Find every line in the records below that holds the word "text", and copy it out.

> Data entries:
※

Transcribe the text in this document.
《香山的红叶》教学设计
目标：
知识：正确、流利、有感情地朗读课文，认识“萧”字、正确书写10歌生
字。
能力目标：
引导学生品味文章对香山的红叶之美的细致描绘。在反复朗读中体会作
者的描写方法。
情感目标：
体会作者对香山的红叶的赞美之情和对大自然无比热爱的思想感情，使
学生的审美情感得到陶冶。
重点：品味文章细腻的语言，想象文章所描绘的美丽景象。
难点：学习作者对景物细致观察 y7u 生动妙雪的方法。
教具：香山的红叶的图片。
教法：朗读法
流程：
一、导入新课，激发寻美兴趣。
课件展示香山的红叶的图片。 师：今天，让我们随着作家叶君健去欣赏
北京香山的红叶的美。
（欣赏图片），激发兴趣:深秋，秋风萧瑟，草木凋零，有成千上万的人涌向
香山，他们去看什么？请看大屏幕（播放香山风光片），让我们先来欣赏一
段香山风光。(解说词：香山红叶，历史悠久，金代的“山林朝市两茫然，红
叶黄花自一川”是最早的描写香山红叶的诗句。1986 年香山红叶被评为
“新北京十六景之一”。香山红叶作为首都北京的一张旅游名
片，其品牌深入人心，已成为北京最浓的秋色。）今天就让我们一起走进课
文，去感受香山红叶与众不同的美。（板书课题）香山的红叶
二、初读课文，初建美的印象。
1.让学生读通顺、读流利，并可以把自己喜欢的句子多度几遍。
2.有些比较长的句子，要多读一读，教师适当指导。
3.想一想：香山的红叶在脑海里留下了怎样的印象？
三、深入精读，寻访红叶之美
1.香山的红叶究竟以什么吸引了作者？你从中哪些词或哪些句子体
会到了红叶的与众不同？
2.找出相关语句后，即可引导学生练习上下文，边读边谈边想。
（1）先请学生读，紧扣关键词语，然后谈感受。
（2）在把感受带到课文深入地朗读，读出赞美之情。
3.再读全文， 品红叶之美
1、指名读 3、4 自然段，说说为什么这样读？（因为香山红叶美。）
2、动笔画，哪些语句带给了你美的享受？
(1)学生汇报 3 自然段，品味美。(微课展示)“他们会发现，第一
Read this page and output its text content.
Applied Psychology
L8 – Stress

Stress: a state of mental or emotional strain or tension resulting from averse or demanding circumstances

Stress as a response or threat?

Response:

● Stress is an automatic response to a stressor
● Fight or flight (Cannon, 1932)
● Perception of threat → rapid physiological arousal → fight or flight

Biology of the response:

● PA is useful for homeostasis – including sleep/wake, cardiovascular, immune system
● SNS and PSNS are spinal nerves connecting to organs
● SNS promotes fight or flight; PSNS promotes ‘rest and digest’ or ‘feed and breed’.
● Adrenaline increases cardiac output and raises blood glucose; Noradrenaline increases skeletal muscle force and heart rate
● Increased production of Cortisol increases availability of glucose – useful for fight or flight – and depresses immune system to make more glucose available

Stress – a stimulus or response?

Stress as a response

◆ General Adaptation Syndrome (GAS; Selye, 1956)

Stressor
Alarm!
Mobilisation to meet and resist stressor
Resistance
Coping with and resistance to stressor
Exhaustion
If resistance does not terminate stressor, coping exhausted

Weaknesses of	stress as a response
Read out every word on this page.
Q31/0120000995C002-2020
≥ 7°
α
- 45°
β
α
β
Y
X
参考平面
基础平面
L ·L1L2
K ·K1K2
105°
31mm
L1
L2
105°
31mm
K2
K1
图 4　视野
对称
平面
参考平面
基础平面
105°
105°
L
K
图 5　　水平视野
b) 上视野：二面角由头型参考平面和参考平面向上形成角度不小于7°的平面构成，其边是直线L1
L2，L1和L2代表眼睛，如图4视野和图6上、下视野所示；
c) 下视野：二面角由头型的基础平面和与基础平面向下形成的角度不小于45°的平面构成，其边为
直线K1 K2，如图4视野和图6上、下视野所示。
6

※

> OUTPUT BELOW:
Transcribe the text in this document.
Read this page and output its text content.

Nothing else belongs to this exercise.